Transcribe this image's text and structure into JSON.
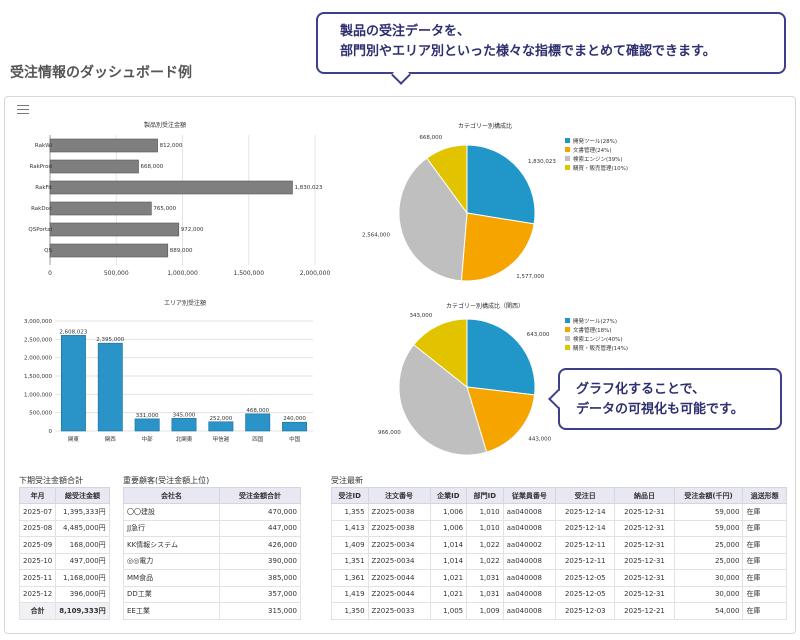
{
  "page_title": "受注情報のダッシュボード例",
  "callouts": {
    "top_line1": "製品の受注データを、",
    "top_line2": "部門別やエリア別といった様々な指標でまとめて確認できます。",
    "mid_line1": "グラフ化することで、",
    "mid_line2": "データの可視化も可能です。"
  },
  "icons": {
    "menu": "hamburger-menu-icon"
  },
  "colors": {
    "bar_gray": "#7f7f7f",
    "bar_blue": "#2a93c8",
    "pie_blue": "#2196c9",
    "pie_orange": "#f5a400",
    "pie_gray": "#bfbfbf",
    "pie_yellow": "#e1c300",
    "accent": "#3d3f8a"
  },
  "chart_data": [
    {
      "type": "bar",
      "orientation": "horizontal",
      "title": "製品別受注金額",
      "categories": [
        "RakWi",
        "RakProd",
        "RakFit",
        "RakDoc",
        "QSPortal",
        "QS"
      ],
      "values": [
        812000,
        668000,
        1830023,
        765000,
        972000,
        889000
      ],
      "value_labels": [
        "812,000",
        "668,000",
        "1,830,023",
        "765,000",
        "972,000",
        "889,000"
      ],
      "xlim": [
        0,
        2000000
      ],
      "x_ticks": [
        "0",
        "500,000",
        "1,000,000",
        "1,500,000",
        "2,000,000"
      ],
      "grid": true
    },
    {
      "type": "pie",
      "title": "カテゴリー別構成比",
      "legend_position": "right",
      "slices": [
        {
          "label": "開発ツール(28%)",
          "value": 1830023,
          "value_label": "1,830,023"
        },
        {
          "label": "文書管理(24%)",
          "value": 1577000,
          "value_label": "1,577,000"
        },
        {
          "label": "検索エンジン(39%)",
          "value": 2564000,
          "value_label": "2,564,000"
        },
        {
          "label": "購買・販売管理(10%)",
          "value": 668000,
          "value_label": "668,000"
        }
      ]
    },
    {
      "type": "bar",
      "title": "エリア別受注額",
      "categories": [
        "関東",
        "関西",
        "中部",
        "北関東",
        "甲信越",
        "四国",
        "中国"
      ],
      "values": [
        2608023,
        2395000,
        331000,
        345000,
        252000,
        468000,
        240000
      ],
      "value_labels": [
        "2,608,023",
        "2,395,000",
        "331,000",
        "345,000",
        "252,000",
        "468,000",
        "240,000"
      ],
      "ylim": [
        0,
        3000000
      ],
      "y_ticks": [
        "0",
        "500,000",
        "1,000,000",
        "1,500,000",
        "2,000,000",
        "2,500,000",
        "3,000,000"
      ],
      "grid": true
    },
    {
      "type": "pie",
      "title": "カテゴリー別構成比（関西）",
      "legend_position": "right",
      "slices": [
        {
          "label": "開発ツール(27%)",
          "value": 643000,
          "value_label": "643,000"
        },
        {
          "label": "文書管理(18%)",
          "value": 443000,
          "value_label": "443,000"
        },
        {
          "label": "検索エンジン(40%)",
          "value": 966000,
          "value_label": "966,000"
        },
        {
          "label": "購買・販売管理(14%)",
          "value": 343000,
          "value_label": "343,000"
        }
      ]
    }
  ],
  "table_half": {
    "title": "下期受注金額合計",
    "headers": [
      "年月",
      "総受注金額"
    ],
    "rows": [
      [
        "2025-07",
        "1,395,333円"
      ],
      [
        "2025-08",
        "4,485,000円"
      ],
      [
        "2025-09",
        "168,000円"
      ],
      [
        "2025-10",
        "497,000円"
      ],
      [
        "2025-11",
        "1,168,000円"
      ],
      [
        "2025-12",
        "396,000円"
      ]
    ],
    "total": [
      "合計",
      "8,109,333円"
    ]
  },
  "table_clients": {
    "title": "重要顧客(受注金額上位)",
    "headers": [
      "会社名",
      "受注金額合計"
    ],
    "rows": [
      [
        "〇〇建設",
        "470,000"
      ],
      [
        "JJ急行",
        "447,000"
      ],
      [
        "KK情報システム",
        "426,000"
      ],
      [
        "◎◎電力",
        "390,000"
      ],
      [
        "MM食品",
        "385,000"
      ],
      [
        "DD工業",
        "357,000"
      ],
      [
        "EE工業",
        "315,000"
      ]
    ]
  },
  "table_orders": {
    "title": "受注最新",
    "headers": [
      "受注ID",
      "注文番号",
      "企業ID",
      "部門ID",
      "従業員番号",
      "受注日",
      "納品日",
      "受注金額(千円)",
      "過送形態"
    ],
    "rows": [
      [
        "1,355",
        "Z2025-0038",
        "1,006",
        "1,010",
        "aa040008",
        "2025-12-14",
        "2025-12-31",
        "59,000",
        "在庫"
      ],
      [
        "1,413",
        "Z2025-0038",
        "1,006",
        "1,010",
        "aa040008",
        "2025-12-14",
        "2025-12-31",
        "59,000",
        "在庫"
      ],
      [
        "1,409",
        "Z2025-0034",
        "1,014",
        "1,022",
        "aa040002",
        "2025-12-11",
        "2025-12-31",
        "25,000",
        "在庫"
      ],
      [
        "1,351",
        "Z2025-0034",
        "1,014",
        "1,022",
        "aa040008",
        "2025-12-11",
        "2025-12-31",
        "25,000",
        "在庫"
      ],
      [
        "1,361",
        "Z2025-0044",
        "1,021",
        "1,031",
        "aa040008",
        "2025-12-05",
        "2025-12-31",
        "30,000",
        "在庫"
      ],
      [
        "1,419",
        "Z2025-0044",
        "1,021",
        "1,031",
        "aa040008",
        "2025-12-05",
        "2025-12-31",
        "30,000",
        "在庫"
      ],
      [
        "1,350",
        "Z2025-0033",
        "1,005",
        "1,009",
        "aa040008",
        "2025-12-03",
        "2025-12-21",
        "54,000",
        "在庫"
      ]
    ]
  }
}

________________________________________

PROBLEM DETAILS: Set the entries down again exactly. Do not include the images.

SOLUTION TO THE PROBLEM:
Transcribe this image's text and structure into JSON.
{
  "page_title": "受注情報のダッシュボード例",
  "callouts": {
    "top_line1": "製品の受注データを、",
    "top_line2": "部門別やエリア別といった様々な指標でまとめて確認できます。",
    "mid_line1": "グラフ化することで、",
    "mid_line2": "データの可視化も可能です。"
  },
  "icons": {
    "menu": "hamburger-menu-icon"
  },
  "colors": {
    "bar_gray": "#7f7f7f",
    "bar_blue": "#2a93c8",
    "pie_blue": "#2196c9",
    "pie_orange": "#f5a400",
    "pie_gray": "#bfbfbf",
    "pie_yellow": "#e1c300",
    "accent": "#3d3f8a"
  },
  "chart_data": [
    {
      "type": "bar",
      "orientation": "horizontal",
      "title": "製品別受注金額",
      "categories": [
        "RakWi",
        "RakProd",
        "RakFit",
        "RakDoc",
        "QSPortal",
        "QS"
      ],
      "values": [
        812000,
        668000,
        1830023,
        765000,
        972000,
        889000
      ],
      "value_labels": [
        "812,000",
        "668,000",
        "1,830,023",
        "765,000",
        "972,000",
        "889,000"
      ],
      "xlim": [
        0,
        2000000
      ],
      "x_ticks": [
        "0",
        "500,000",
        "1,000,000",
        "1,500,000",
        "2,000,000"
      ],
      "grid": true
    },
    {
      "type": "pie",
      "title": "カテゴリー別構成比",
      "legend_position": "right",
      "slices": [
        {
          "label": "開発ツール(28%)",
          "value": 1830023,
          "value_label": "1,830,023"
        },
        {
          "label": "文書管理(24%)",
          "value": 1577000,
          "value_label": "1,577,000"
        },
        {
          "label": "検索エンジン(39%)",
          "value": 2564000,
          "value_label": "2,564,000"
        },
        {
          "label": "購買・販売管理(10%)",
          "value": 668000,
          "value_label": "668,000"
        }
      ]
    },
    {
      "type": "bar",
      "title": "エリア別受注額",
      "categories": [
        "関東",
        "関西",
        "中部",
        "北関東",
        "甲信越",
        "四国",
        "中国"
      ],
      "values": [
        2608023,
        2395000,
        331000,
        345000,
        252000,
        468000,
        240000
      ],
      "value_labels": [
        "2,608,023",
        "2,395,000",
        "331,000",
        "345,000",
        "252,000",
        "468,000",
        "240,000"
      ],
      "ylim": [
        0,
        3000000
      ],
      "y_ticks": [
        "0",
        "500,000",
        "1,000,000",
        "1,500,000",
        "2,000,000",
        "2,500,000",
        "3,000,000"
      ],
      "grid": true
    },
    {
      "type": "pie",
      "title": "カテゴリー別構成比（関西）",
      "legend_position": "right",
      "slices": [
        {
          "label": "開発ツール(27%)",
          "value": 643000,
          "value_label": "643,000"
        },
        {
          "label": "文書管理(18%)",
          "value": 443000,
          "value_label": "443,000"
        },
        {
          "label": "検索エンジン(40%)",
          "value": 966000,
          "value_label": "966,000"
        },
        {
          "label": "購買・販売管理(14%)",
          "value": 343000,
          "value_label": "343,000"
        }
      ]
    }
  ],
  "table_half": {
    "title": "下期受注金額合計",
    "headers": [
      "年月",
      "総受注金額"
    ],
    "rows": [
      [
        "2025-07",
        "1,395,333円"
      ],
      [
        "2025-08",
        "4,485,000円"
      ],
      [
        "2025-09",
        "168,000円"
      ],
      [
        "2025-10",
        "497,000円"
      ],
      [
        "2025-11",
        "1,168,000円"
      ],
      [
        "2025-12",
        "396,000円"
      ]
    ],
    "total": [
      "合計",
      "8,109,333円"
    ]
  },
  "table_clients": {
    "title": "重要顧客(受注金額上位)",
    "headers": [
      "会社名",
      "受注金額合計"
    ],
    "rows": [
      [
        "〇〇建設",
        "470,000"
      ],
      [
        "JJ急行",
        "447,000"
      ],
      [
        "KK情報システム",
        "426,000"
      ],
      [
        "◎◎電力",
        "390,000"
      ],
      [
        "MM食品",
        "385,000"
      ],
      [
        "DD工業",
        "357,000"
      ],
      [
        "EE工業",
        "315,000"
      ]
    ]
  },
  "table_orders": {
    "title": "受注最新",
    "headers": [
      "受注ID",
      "注文番号",
      "企業ID",
      "部門ID",
      "従業員番号",
      "受注日",
      "納品日",
      "受注金額(千円)",
      "過送形態"
    ],
    "rows": [
      [
        "1,355",
        "Z2025-0038",
        "1,006",
        "1,010",
        "aa040008",
        "2025-12-14",
        "2025-12-31",
        "59,000",
        "在庫"
      ],
      [
        "1,413",
        "Z2025-0038",
        "1,006",
        "1,010",
        "aa040008",
        "2025-12-14",
        "2025-12-31",
        "59,000",
        "在庫"
      ],
      [
        "1,409",
        "Z2025-0034",
        "1,014",
        "1,022",
        "aa040002",
        "2025-12-11",
        "2025-12-31",
        "25,000",
        "在庫"
      ],
      [
        "1,351",
        "Z2025-0034",
        "1,014",
        "1,022",
        "aa040008",
        "2025-12-11",
        "2025-12-31",
        "25,000",
        "在庫"
      ],
      [
        "1,361",
        "Z2025-0044",
        "1,021",
        "1,031",
        "aa040008",
        "2025-12-05",
        "2025-12-31",
        "30,000",
        "在庫"
      ],
      [
        "1,419",
        "Z2025-0044",
        "1,021",
        "1,031",
        "aa040008",
        "2025-12-05",
        "2025-12-31",
        "30,000",
        "在庫"
      ],
      [
        "1,350",
        "Z2025-0033",
        "1,005",
        "1,009",
        "aa040008",
        "2025-12-03",
        "2025-12-21",
        "54,000",
        "在庫"
      ]
    ]
  }
}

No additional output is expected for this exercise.